[Stored items]

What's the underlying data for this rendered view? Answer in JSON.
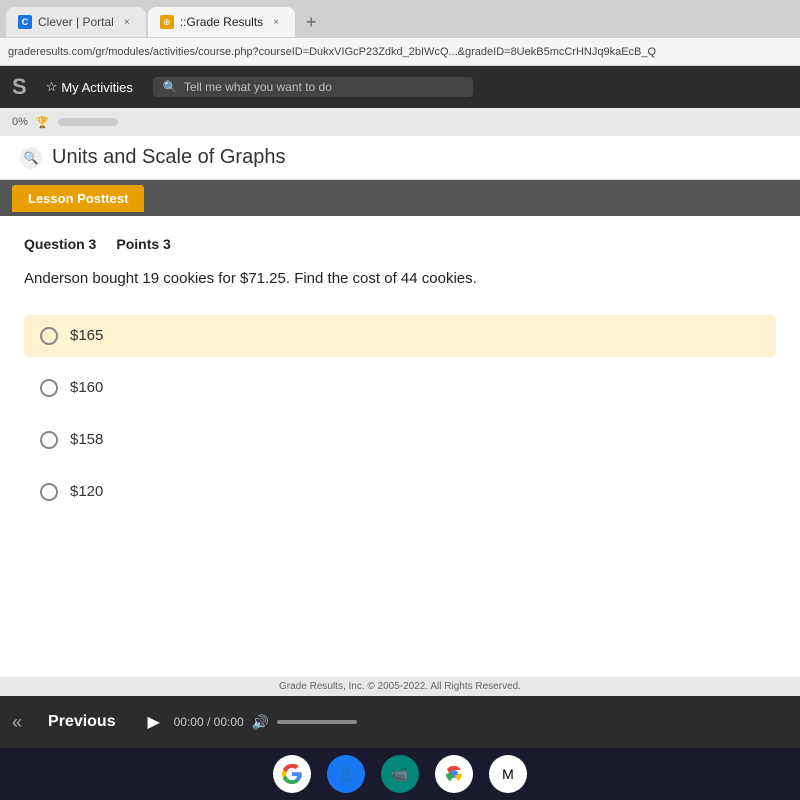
{
  "browser": {
    "tab1_label": "Clever | Portal",
    "tab2_label": "::Grade Results",
    "tab_close": "×",
    "tab_new": "+",
    "address_bar": "graderesults.com/gr/modules/activities/course.php?courseID=DukxVIGcP23Zdkd_2bIWcQ...&gradeID=8UekB5mcCrHNJq9kaEcB_Q"
  },
  "header": {
    "logo": "S",
    "nav_activities": "My Activities",
    "search_placeholder": "Tell me what you want to do",
    "progress_label": "0%"
  },
  "page": {
    "title": "Units and Scale of Graphs",
    "lesson_tab": "Lesson Posttest"
  },
  "question": {
    "number": "Question 3",
    "points": "Points 3",
    "text": "Anderson bought 19 cookies for $71.25. Find the cost of 44 cookies.",
    "options": [
      {
        "id": "a",
        "label": "$165",
        "selected": true
      },
      {
        "id": "b",
        "label": "$160",
        "selected": false
      },
      {
        "id": "c",
        "label": "$158",
        "selected": false
      },
      {
        "id": "d",
        "label": "$120",
        "selected": false
      }
    ]
  },
  "footer": {
    "prev_icon": "«",
    "prev_label": "Previous",
    "play_icon": "▶",
    "time_current": "00:00",
    "time_total": "00:00",
    "volume_icon": "🔊"
  },
  "copyright": "Grade Results, Inc. © 2005-2022. All Rights Reserved.",
  "taskbar": {
    "icons": [
      "G",
      "f",
      "M",
      "C",
      "M"
    ]
  }
}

Stated exercise: Reproduce the records, all of them, word for word; omit the pictures.

Correct result:
What's the underlying data for this rendered view? Answer in JSON.
{
  "browser": {
    "tab1_label": "Clever | Portal",
    "tab2_label": "::Grade Results",
    "tab_close": "×",
    "tab_new": "+",
    "address_bar": "graderesults.com/gr/modules/activities/course.php?courseID=DukxVIGcP23Zdkd_2bIWcQ...&gradeID=8UekB5mcCrHNJq9kaEcB_Q"
  },
  "header": {
    "logo": "S",
    "nav_activities": "My Activities",
    "search_placeholder": "Tell me what you want to do",
    "progress_label": "0%"
  },
  "page": {
    "title": "Units and Scale of Graphs",
    "lesson_tab": "Lesson Posttest"
  },
  "question": {
    "number": "Question 3",
    "points": "Points 3",
    "text": "Anderson bought 19 cookies for $71.25. Find the cost of 44 cookies.",
    "options": [
      {
        "id": "a",
        "label": "$165",
        "selected": true
      },
      {
        "id": "b",
        "label": "$160",
        "selected": false
      },
      {
        "id": "c",
        "label": "$158",
        "selected": false
      },
      {
        "id": "d",
        "label": "$120",
        "selected": false
      }
    ]
  },
  "footer": {
    "prev_icon": "«",
    "prev_label": "Previous",
    "play_icon": "▶",
    "time_current": "00:00",
    "time_total": "00:00",
    "volume_icon": "🔊"
  },
  "copyright": "Grade Results, Inc. © 2005-2022. All Rights Reserved.",
  "taskbar": {
    "icons": [
      "G",
      "f",
      "M",
      "C",
      "M"
    ]
  }
}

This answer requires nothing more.